[Start of MATERIAL PROVIDED]

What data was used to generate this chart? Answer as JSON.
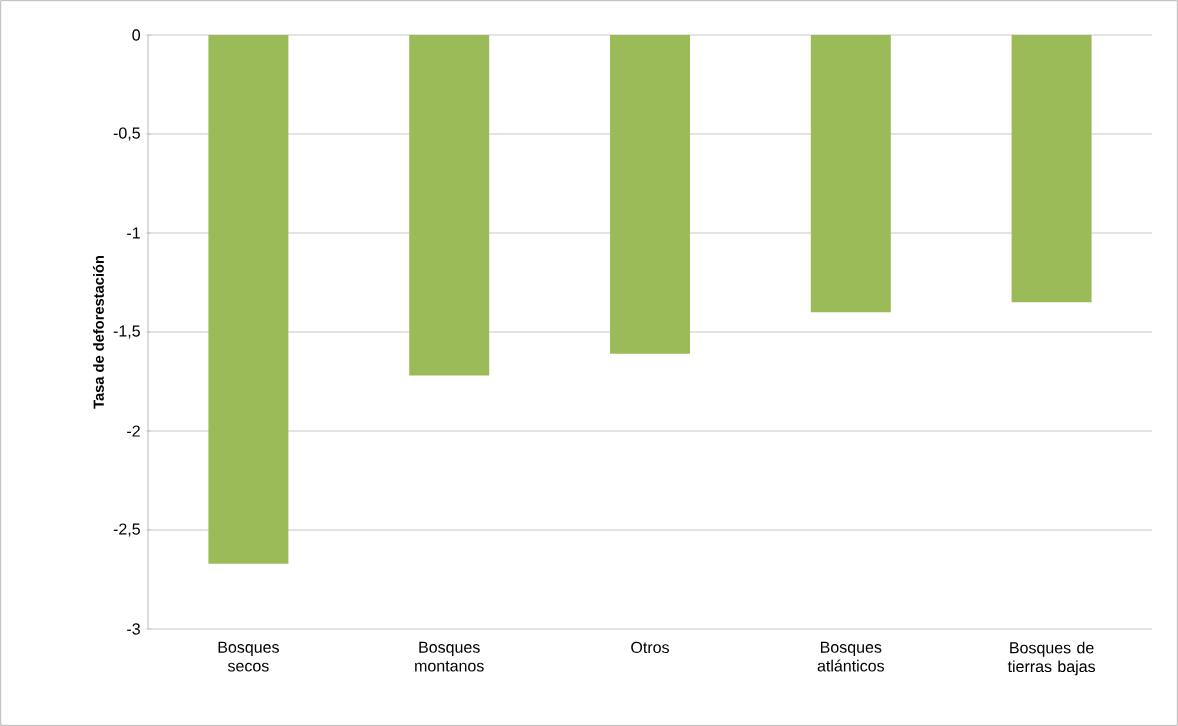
{
  "chart_data": {
    "type": "bar",
    "ylabel": "Tasa de deforestación",
    "categories": [
      "Bosques secos",
      "Bosques montanos",
      "Otros",
      "Bosques atlánticos",
      "Bosques de tierras bajas"
    ],
    "values": [
      -2.67,
      -1.72,
      -1.61,
      -1.4,
      -1.35
    ],
    "color": "#9bbb59",
    "ylim": [
      -3,
      0
    ],
    "yticks": [
      {
        "value": -3,
        "label": "-3"
      },
      {
        "value": -2.5,
        "label": "-2,5"
      },
      {
        "value": -2,
        "label": "-2"
      },
      {
        "value": -1.5,
        "label": "-1,5"
      },
      {
        "value": -1,
        "label": "-1"
      },
      {
        "value": -0.5,
        "label": "-0,5"
      },
      {
        "value": 0,
        "label": "0"
      }
    ],
    "grid": "y"
  }
}
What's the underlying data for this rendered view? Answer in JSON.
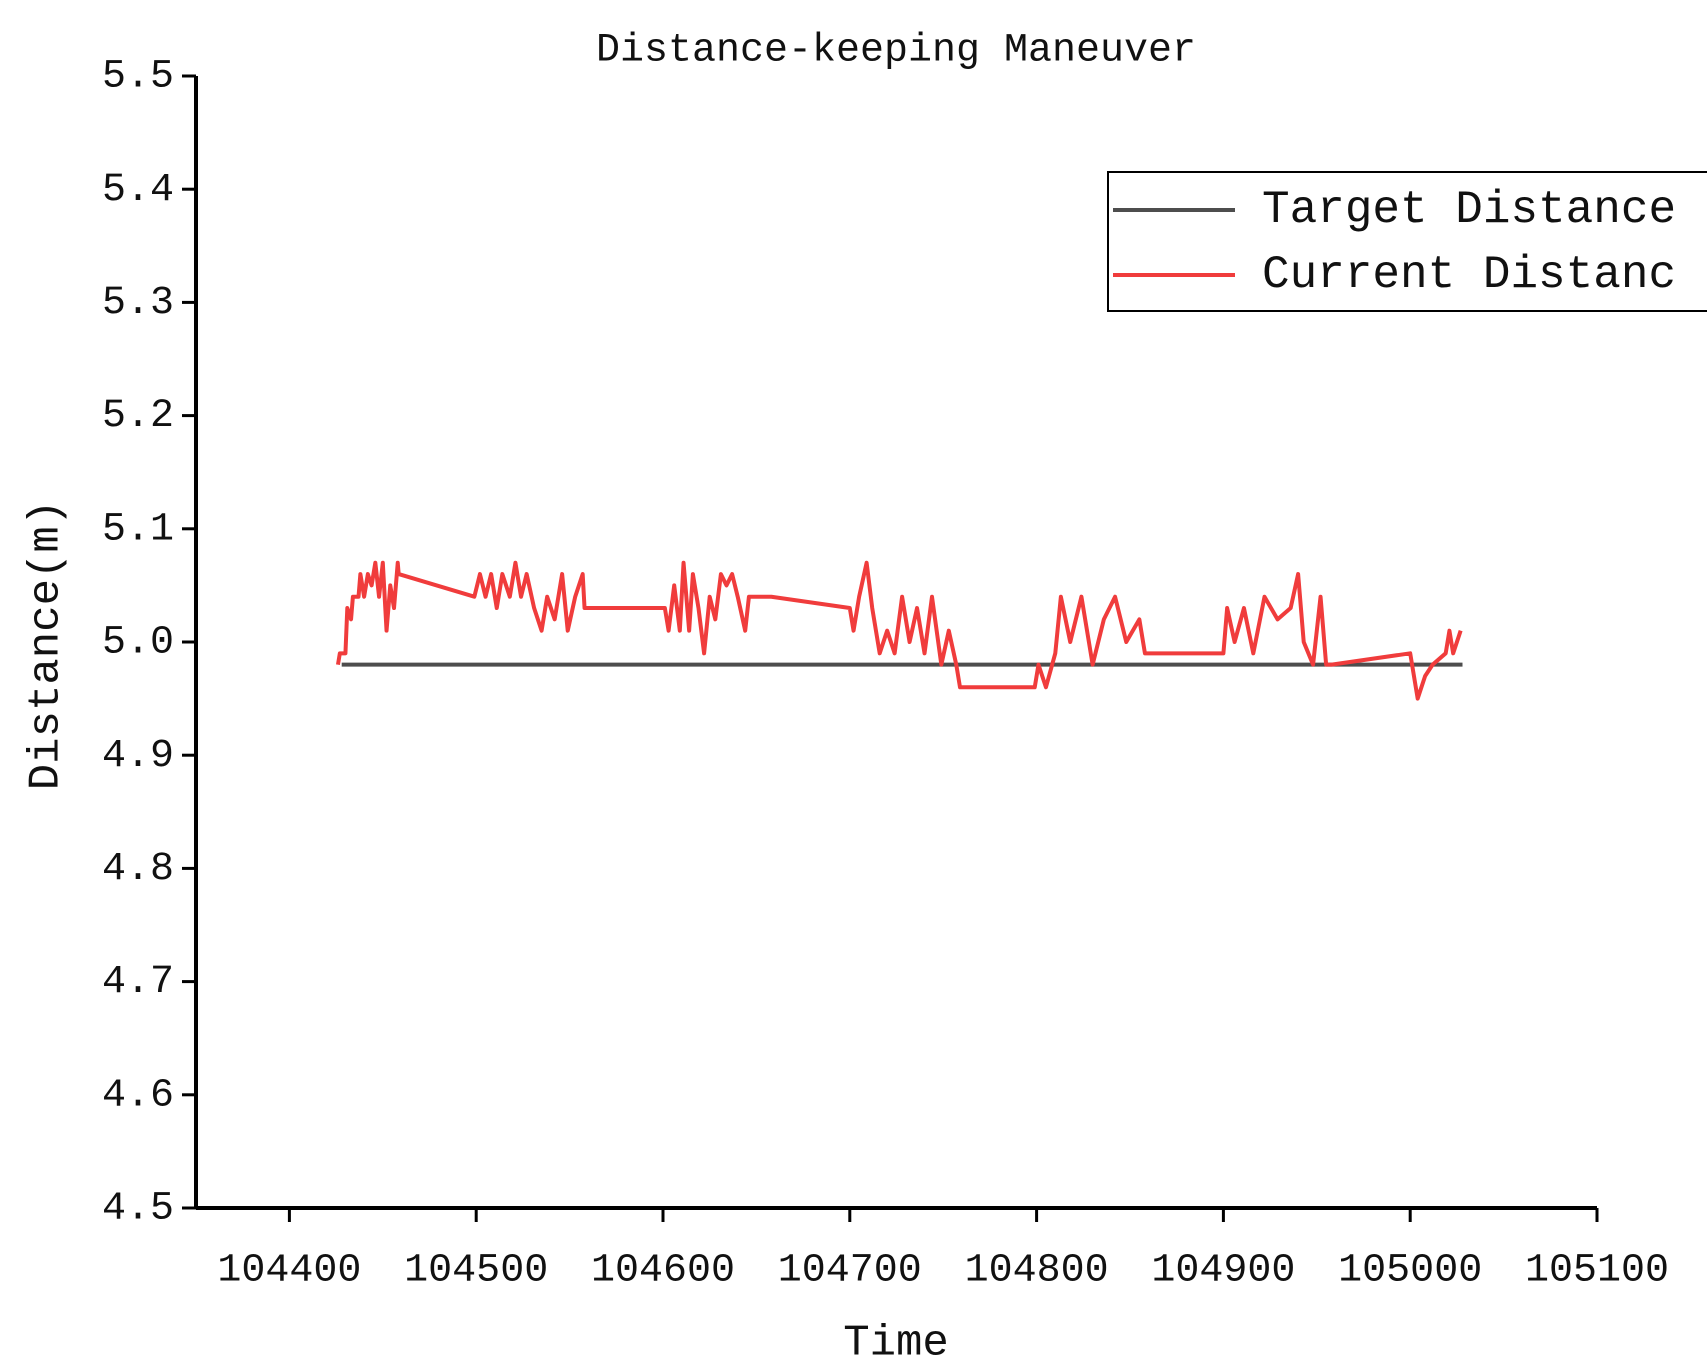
{
  "chart_data": {
    "type": "line",
    "title": "Distance-keeping Maneuver",
    "x_label": "Time",
    "y_label": "Distance(m)",
    "xlim": [
      104350,
      105100
    ],
    "xticks": [
      104400,
      104500,
      104600,
      104700,
      104800,
      104900,
      105000,
      105100
    ],
    "ylim": [
      4.5,
      5.5
    ],
    "yticks": [
      4.5,
      4.6,
      4.7,
      4.8,
      4.9,
      {
        "value": 5,
        "label": "5.0"
      },
      5.1,
      5.2,
      5.3,
      5.4,
      5.5
    ],
    "grid": false,
    "legend": "upper right",
    "series": [
      {
        "name": "Target Distance",
        "color": "#4d4d4d",
        "x": [
          104428,
          105028
        ],
        "values": [
          4.98,
          4.98
        ]
      },
      {
        "name": "Current Distanc",
        "color": "#f03c3c",
        "x": [
          104426,
          104427,
          104430,
          104431,
          104433,
          104434,
          104437,
          104438,
          104440,
          104442,
          104444,
          104446,
          104448,
          104450,
          104452,
          104454,
          104456,
          104458,
          104458.5,
          104499,
          104502,
          104505,
          104508,
          104511,
          104514,
          104518,
          104521,
          104524,
          104527,
          104531,
          104535,
          104538,
          104542,
          104546,
          104549,
          104553,
          104557,
          104558,
          104601,
          104603,
          104606,
          104609,
          104611,
          104614,
          104616,
          104619,
          104622,
          104625,
          104628,
          104631,
          104634,
          104637,
          104640,
          104644,
          104646,
          104658,
          104700,
          104702,
          104705,
          104709,
          104712,
          104716,
          104720,
          104724,
          104728,
          104732,
          104736,
          104740,
          104744,
          104749,
          104753,
          104757,
          104759,
          104799,
          104801,
          104805,
          104810,
          104813,
          104818,
          104824,
          104830,
          104836,
          104842,
          104848,
          104855,
          104858,
          104900,
          104902,
          104906,
          104911,
          104916,
          104922,
          104929,
          104936,
          104940,
          104943,
          104948,
          104952,
          104955,
          104958,
          105000,
          105004,
          105008,
          105012,
          105019,
          105021,
          105023,
          105027
        ],
        "values": [
          4.98,
          4.99,
          4.99,
          5.03,
          5.02,
          5.04,
          5.04,
          5.06,
          5.04,
          5.06,
          5.05,
          5.07,
          5.04,
          5.07,
          5.01,
          5.05,
          5.03,
          5.07,
          5.06,
          5.04,
          5.06,
          5.04,
          5.06,
          5.03,
          5.06,
          5.04,
          5.07,
          5.04,
          5.06,
          5.03,
          5.01,
          5.04,
          5.02,
          5.06,
          5.01,
          5.04,
          5.06,
          5.03,
          5.03,
          5.01,
          5.05,
          5.01,
          5.07,
          5.01,
          5.06,
          5.03,
          4.99,
          5.04,
          5.02,
          5.06,
          5.05,
          5.06,
          5.04,
          5.01,
          5.04,
          5.04,
          5.03,
          5.01,
          5.04,
          5.07,
          5.03,
          4.99,
          5.01,
          4.99,
          5.04,
          5.0,
          5.03,
          4.99,
          5.04,
          4.98,
          5.01,
          4.98,
          4.96,
          4.96,
          4.98,
          4.96,
          4.99,
          5.04,
          5.0,
          5.04,
          4.98,
          5.02,
          5.04,
          5.0,
          5.02,
          4.99,
          4.99,
          5.03,
          5.0,
          5.03,
          4.99,
          5.04,
          5.02,
          5.03,
          5.06,
          5.0,
          4.98,
          5.04,
          4.98,
          4.98,
          4.99,
          4.95,
          4.97,
          4.98,
          4.99,
          5.01,
          4.99,
          5.01
        ]
      }
    ]
  }
}
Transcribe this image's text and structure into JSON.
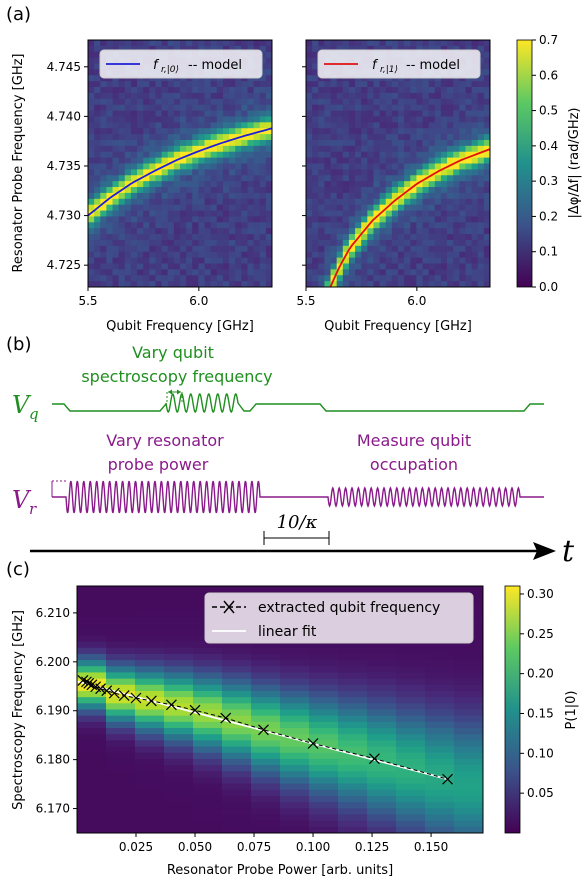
{
  "panels": {
    "a": "(a)",
    "b": "(b)",
    "c": "(c)"
  },
  "colors": {
    "model0": "#1f1fd6",
    "model1": "#e01010",
    "green": "#1f8f1f",
    "purple": "#8a1a8a",
    "fit": "#ffffff"
  },
  "chart_data": [
    {
      "id": "a-left",
      "type": "heatmap",
      "xlabel": "Qubit Frequency [GHz]",
      "ylabel": "Resonator Probe Frequency [GHz]",
      "xlim": [
        5.5,
        6.33
      ],
      "ylim": [
        4.7228,
        4.7477
      ],
      "xticks": [
        "5.5",
        "6.0"
      ],
      "yticks": [
        "4.725",
        "4.730",
        "4.735",
        "4.740",
        "4.745"
      ],
      "legend": "f_{r,|0⟩} -- model",
      "legend_text": "-- model",
      "legend_sym": "f",
      "legend_sub": "r,|0⟩",
      "model_curve": {
        "x": [
          5.5,
          5.6,
          5.7,
          5.8,
          5.9,
          6.0,
          6.1,
          6.2,
          6.33
        ],
        "y": [
          4.73,
          4.7318,
          4.7333,
          4.7345,
          4.7356,
          4.7365,
          4.7373,
          4.738,
          4.7388
        ]
      }
    },
    {
      "id": "a-right",
      "type": "heatmap",
      "xlabel": "Qubit Frequency [GHz]",
      "xlim": [
        5.5,
        6.33
      ],
      "ylim": [
        4.7228,
        4.7477
      ],
      "xticks": [
        "5.5",
        "6.0"
      ],
      "legend": "f_{r,|1⟩} -- model",
      "legend_text": "-- model",
      "legend_sym": "f",
      "legend_sub": "r,|1⟩",
      "colorbar": {
        "label": "|Δφ/Δf| (rad/GHz)",
        "range": [
          0.0,
          0.7
        ],
        "ticks": [
          "0.0",
          "0.1",
          "0.2",
          "0.3",
          "0.4",
          "0.5",
          "0.6",
          "0.7"
        ]
      },
      "model_curve": {
        "x": [
          5.61,
          5.65,
          5.7,
          5.8,
          5.9,
          6.0,
          6.1,
          6.2,
          6.33
        ],
        "y": [
          4.7228,
          4.7248,
          4.7268,
          4.7295,
          4.7315,
          4.7332,
          4.7345,
          4.7356,
          4.7367
        ]
      }
    },
    {
      "id": "c",
      "type": "heatmap",
      "xlabel": "Resonator Probe Power [arb. units]",
      "ylabel": "Spectroscopy Frequency [GHz]",
      "xlim": [
        0,
        0.172
      ],
      "ylim": [
        6.165,
        6.2155
      ],
      "xticks": [
        "0.025",
        "0.050",
        "0.075",
        "0.100",
        "0.125",
        "0.150"
      ],
      "yticks": [
        "6.170",
        "6.180",
        "6.190",
        "6.200",
        "6.210"
      ],
      "colorbar": {
        "label": "P(1|0)",
        "range": [
          0.0,
          0.31
        ],
        "ticks": [
          "0.05",
          "0.10",
          "0.15",
          "0.20",
          "0.25",
          "0.30"
        ]
      },
      "series": [
        {
          "name": "extracted qubit frequency",
          "x": [
            0.0025,
            0.004,
            0.005,
            0.0063,
            0.0079,
            0.01,
            0.0126,
            0.0158,
            0.02,
            0.025,
            0.0315,
            0.04,
            0.05,
            0.063,
            0.079,
            0.1,
            0.126,
            0.157
          ],
          "y": [
            6.1962,
            6.1959,
            6.1956,
            6.1953,
            6.1949,
            6.1945,
            6.1941,
            6.1936,
            6.1931,
            6.1926,
            6.192,
            6.1912,
            6.1901,
            6.1885,
            6.1861,
            6.1833,
            6.1802,
            6.176
          ]
        },
        {
          "name": "linear fit",
          "x": [
            0.0,
            0.157
          ],
          "y": [
            6.196,
            6.176
          ]
        }
      ]
    }
  ],
  "schematic": {
    "vq": "V",
    "vq_sub": "q",
    "vr": "V",
    "vr_sub": "r",
    "green_label_1": "Vary qubit",
    "green_label_2": "spectroscopy frequency",
    "purple_label_1": "Vary resonator",
    "purple_label_2": "probe power",
    "measure_label_1": "Measure qubit",
    "measure_label_2": "occupation",
    "interval": "10/κ",
    "time": "t"
  }
}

[End of MATERIAL PROVIDED]

§ **WRITTEN INSTRUCTION**
Search the listing for the word "this". Copy every line in which it occurs.

§ **WRITTEN ANSWER**
What data was used to generate this chart? Answer as JSON.
What's the underlying data for this rendered view? Answer in JSON.
Transcribe this image's text and structure into JSON.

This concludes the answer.